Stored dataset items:

####################

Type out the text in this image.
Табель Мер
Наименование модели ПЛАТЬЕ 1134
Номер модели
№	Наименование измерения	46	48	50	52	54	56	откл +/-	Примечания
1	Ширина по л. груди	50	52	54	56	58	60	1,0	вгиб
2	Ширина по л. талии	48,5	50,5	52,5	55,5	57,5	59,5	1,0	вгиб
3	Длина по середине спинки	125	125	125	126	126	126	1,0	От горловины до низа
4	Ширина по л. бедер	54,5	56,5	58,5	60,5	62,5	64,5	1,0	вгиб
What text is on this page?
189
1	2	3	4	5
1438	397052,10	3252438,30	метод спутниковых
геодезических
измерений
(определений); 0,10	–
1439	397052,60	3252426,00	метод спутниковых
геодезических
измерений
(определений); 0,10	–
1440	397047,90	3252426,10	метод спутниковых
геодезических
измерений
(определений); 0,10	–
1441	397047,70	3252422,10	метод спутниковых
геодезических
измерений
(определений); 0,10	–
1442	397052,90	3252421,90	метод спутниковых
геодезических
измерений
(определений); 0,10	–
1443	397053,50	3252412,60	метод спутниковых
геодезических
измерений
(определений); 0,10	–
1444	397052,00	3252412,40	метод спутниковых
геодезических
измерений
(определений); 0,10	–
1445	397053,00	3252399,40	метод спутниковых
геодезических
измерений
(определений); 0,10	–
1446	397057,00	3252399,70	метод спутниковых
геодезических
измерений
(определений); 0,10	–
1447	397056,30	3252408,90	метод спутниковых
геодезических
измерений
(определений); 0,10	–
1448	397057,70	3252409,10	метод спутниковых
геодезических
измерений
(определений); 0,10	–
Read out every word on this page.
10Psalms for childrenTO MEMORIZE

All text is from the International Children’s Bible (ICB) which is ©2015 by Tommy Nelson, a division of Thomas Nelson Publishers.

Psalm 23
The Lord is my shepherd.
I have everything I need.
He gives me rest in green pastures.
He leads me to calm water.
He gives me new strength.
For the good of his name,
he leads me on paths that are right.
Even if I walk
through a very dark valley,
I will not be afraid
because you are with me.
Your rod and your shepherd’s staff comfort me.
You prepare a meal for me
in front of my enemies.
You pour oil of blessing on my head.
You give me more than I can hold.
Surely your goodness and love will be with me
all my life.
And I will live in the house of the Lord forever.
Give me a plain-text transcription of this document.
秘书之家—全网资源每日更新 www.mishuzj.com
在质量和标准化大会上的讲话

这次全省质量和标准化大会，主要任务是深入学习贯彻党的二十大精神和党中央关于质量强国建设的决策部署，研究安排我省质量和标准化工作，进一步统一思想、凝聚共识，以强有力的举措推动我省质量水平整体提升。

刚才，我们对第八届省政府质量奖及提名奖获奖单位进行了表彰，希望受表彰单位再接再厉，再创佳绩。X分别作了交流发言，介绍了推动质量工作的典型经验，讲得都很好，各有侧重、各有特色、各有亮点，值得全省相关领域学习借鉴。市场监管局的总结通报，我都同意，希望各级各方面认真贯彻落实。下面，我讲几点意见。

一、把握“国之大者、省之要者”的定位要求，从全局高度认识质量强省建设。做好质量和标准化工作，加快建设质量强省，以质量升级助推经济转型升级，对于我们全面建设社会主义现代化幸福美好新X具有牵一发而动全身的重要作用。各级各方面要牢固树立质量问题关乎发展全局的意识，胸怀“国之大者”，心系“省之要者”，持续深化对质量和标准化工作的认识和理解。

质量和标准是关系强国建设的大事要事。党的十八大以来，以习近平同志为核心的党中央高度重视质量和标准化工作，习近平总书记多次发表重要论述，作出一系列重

####################

Requirements: Above are some records; extract every one of them exactly.

Final result:
Type out the text in this image.
Табель Мер
Наименование модели ПЛАТЬЕ 1134
Номер модели
№	Наименование измерения	46	48	50	52	54	56	откл +/-	Примечания
1	Ширина по л. груди	50	52	54	56	58	60	1,0	вгиб
2	Ширина по л. талии	48,5	50,5	52,5	55,5	57,5	59,5	1,0	вгиб
3	Длина по середине спинки	125	125	125	126	126	126	1,0	От горловины до низа
4	Ширина по л. бедер	54,5	56,5	58,5	60,5	62,5	64,5	1,0	вгиб
What text is on this page?
189
1	2	3	4	5
1438	397052,10	3252438,30	метод спутниковых
геодезических
измерений
(определений); 0,10	–
1439	397052,60	3252426,00	метод спутниковых
геодезических
измерений
(определений); 0,10	–
1440	397047,90	3252426,10	метод спутниковых
геодезических
измерений
(определений); 0,10	–
1441	397047,70	3252422,10	метод спутниковых
геодезических
измерений
(определений); 0,10	–
1442	397052,90	3252421,90	метод спутниковых
геодезических
измерений
(определений); 0,10	–
1443	397053,50	3252412,60	метод спутниковых
геодезических
измерений
(определений); 0,10	–
1444	397052,00	3252412,40	метод спутниковых
геодезических
измерений
(определений); 0,10	–
1445	397053,00	3252399,40	метод спутниковых
геодезических
измерений
(определений); 0,10	–
1446	397057,00	3252399,70	метод спутниковых
геодезических
измерений
(определений); 0,10	–
1447	397056,30	3252408,90	метод спутниковых
геодезических
измерений
(определений); 0,10	–
1448	397057,70	3252409,10	метод спутниковых
геодезических
измерений
(определений); 0,10	–
Read out every word on this page.
10Psalms for childrenTO MEMORIZE

All text is from the International Children’s Bible (ICB) which is ©2015 by Tommy Nelson, a division of Thomas Nelson Publishers.

Psalm 23
The Lord is my shepherd.
I have everything I need.
He gives me rest in green pastures.
He leads me to calm water.
He gives me new strength.
For the good of his name,
he leads me on paths that are right.
Even if I walk
through a very dark valley,
I will not be afraid
because you are with me.
Your rod and your shepherd’s staff comfort me.
You prepare a meal for me
in front of my enemies.
You pour oil of blessing on my head.
You give me more than I can hold.
Surely your goodness and love will be with me
all my life.
And I will live in the house of the Lord forever.
Give me a plain-text transcription of this document.
秘书之家—全网资源每日更新 www.mishuzj.com
在质量和标准化大会上的讲话

这次全省质量和标准化大会，主要任务是深入学习贯彻党的二十大精神和党中央关于质量强国建设的决策部署，研究安排我省质量和标准化工作，进一步统一思想、凝聚共识，以强有力的举措推动我省质量水平整体提升。

刚才，我们对第八届省政府质量奖及提名奖获奖单位进行了表彰，希望受表彰单位再接再厉，再创佳绩。X分别作了交流发言，介绍了推动质量工作的典型经验，讲得都很好，各有侧重、各有特色、各有亮点，值得全省相关领域学习借鉴。市场监管局的总结通报，我都同意，希望各级各方面认真贯彻落实。下面，我讲几点意见。

一、把握“国之大者、省之要者”的定位要求，从全局高度认识质量强省建设。做好质量和标准化工作，加快建设质量强省，以质量升级助推经济转型升级，对于我们全面建设社会主义现代化幸福美好新X具有牵一发而动全身的重要作用。各级各方面要牢固树立质量问题关乎发展全局的意识，胸怀“国之大者”，心系“省之要者”，持续深化对质量和标准化工作的认识和理解。

质量和标准是关系强国建设的大事要事。党的十八大以来，以习近平同志为核心的党中央高度重视质量和标准化工作，习近平总书记多次发表重要论述，作出一系列重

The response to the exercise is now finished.